» The task
The records that follow are to be repeated exactly, with the pictures removed.

» Material
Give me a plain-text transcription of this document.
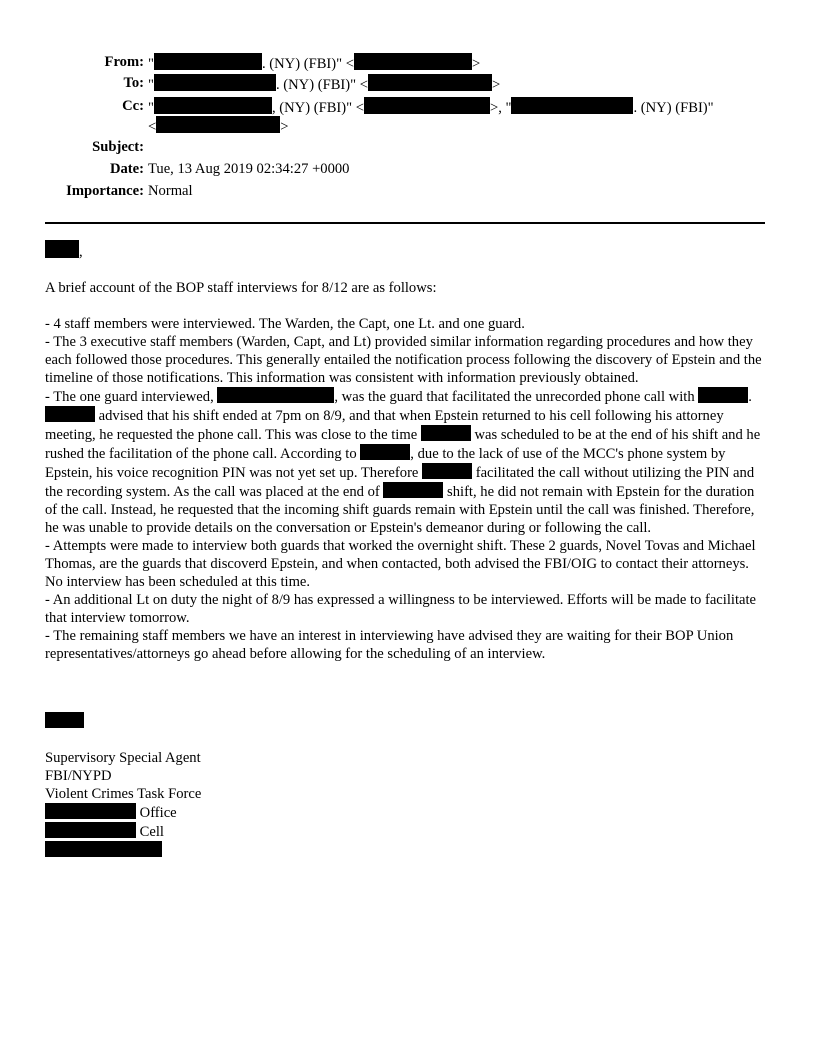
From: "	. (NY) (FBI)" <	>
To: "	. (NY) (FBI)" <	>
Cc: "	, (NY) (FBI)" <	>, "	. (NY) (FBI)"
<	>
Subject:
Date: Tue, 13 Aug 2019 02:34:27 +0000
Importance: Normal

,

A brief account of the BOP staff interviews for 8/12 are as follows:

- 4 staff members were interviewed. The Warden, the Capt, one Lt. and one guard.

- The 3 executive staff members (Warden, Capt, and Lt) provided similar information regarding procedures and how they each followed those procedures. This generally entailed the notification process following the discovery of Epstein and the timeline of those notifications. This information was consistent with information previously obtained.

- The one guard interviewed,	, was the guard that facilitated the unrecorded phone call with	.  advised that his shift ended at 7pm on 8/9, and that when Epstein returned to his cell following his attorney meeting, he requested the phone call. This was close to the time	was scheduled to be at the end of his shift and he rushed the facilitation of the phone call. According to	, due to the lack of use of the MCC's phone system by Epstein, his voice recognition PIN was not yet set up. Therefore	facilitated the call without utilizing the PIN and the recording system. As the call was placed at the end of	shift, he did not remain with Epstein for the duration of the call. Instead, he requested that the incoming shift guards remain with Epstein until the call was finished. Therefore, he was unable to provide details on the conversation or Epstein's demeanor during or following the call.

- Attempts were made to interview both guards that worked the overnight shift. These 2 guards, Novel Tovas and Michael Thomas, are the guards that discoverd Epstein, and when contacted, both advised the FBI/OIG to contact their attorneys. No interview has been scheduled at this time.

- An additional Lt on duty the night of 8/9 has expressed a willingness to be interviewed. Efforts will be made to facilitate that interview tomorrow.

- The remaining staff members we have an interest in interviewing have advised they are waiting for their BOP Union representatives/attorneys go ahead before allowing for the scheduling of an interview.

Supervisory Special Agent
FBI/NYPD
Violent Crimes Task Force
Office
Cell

» The answer
Give me a plain-text transcription of this document.
From: "	. (NY) (FBI)" <	>
To: "	. (NY) (FBI)" <	>
Cc: "	, (NY) (FBI)" <	>, "	. (NY) (FBI)"
<	>
Subject:
Date: Tue, 13 Aug 2019 02:34:27 +0000
Importance: Normal

,

A brief account of the BOP staff interviews for 8/12 are as follows:

- 4 staff members were interviewed. The Warden, the Capt, one Lt. and one guard.

- The 3 executive staff members (Warden, Capt, and Lt) provided similar information regarding procedures and how they each followed those procedures. This generally entailed the notification process following the discovery of Epstein and the timeline of those notifications. This information was consistent with information previously obtained.

- The one guard interviewed,	, was the guard that facilitated the unrecorded phone call with	.  advised that his shift ended at 7pm on 8/9, and that when Epstein returned to his cell following his attorney meeting, he requested the phone call. This was close to the time	was scheduled to be at the end of his shift and he rushed the facilitation of the phone call. According to	, due to the lack of use of the MCC's phone system by Epstein, his voice recognition PIN was not yet set up. Therefore	facilitated the call without utilizing the PIN and the recording system. As the call was placed at the end of	shift, he did not remain with Epstein for the duration of the call. Instead, he requested that the incoming shift guards remain with Epstein until the call was finished. Therefore, he was unable to provide details on the conversation or Epstein's demeanor during or following the call.

- Attempts were made to interview both guards that worked the overnight shift. These 2 guards, Novel Tovas and Michael Thomas, are the guards that discoverd Epstein, and when contacted, both advised the FBI/OIG to contact their attorneys. No interview has been scheduled at this time.

- An additional Lt on duty the night of 8/9 has expressed a willingness to be interviewed. Efforts will be made to facilitate that interview tomorrow.

- The remaining staff members we have an interest in interviewing have advised they are waiting for their BOP Union representatives/attorneys go ahead before allowing for the scheduling of an interview.

Supervisory Special Agent
FBI/NYPD
Violent Crimes Task Force
Office
Cell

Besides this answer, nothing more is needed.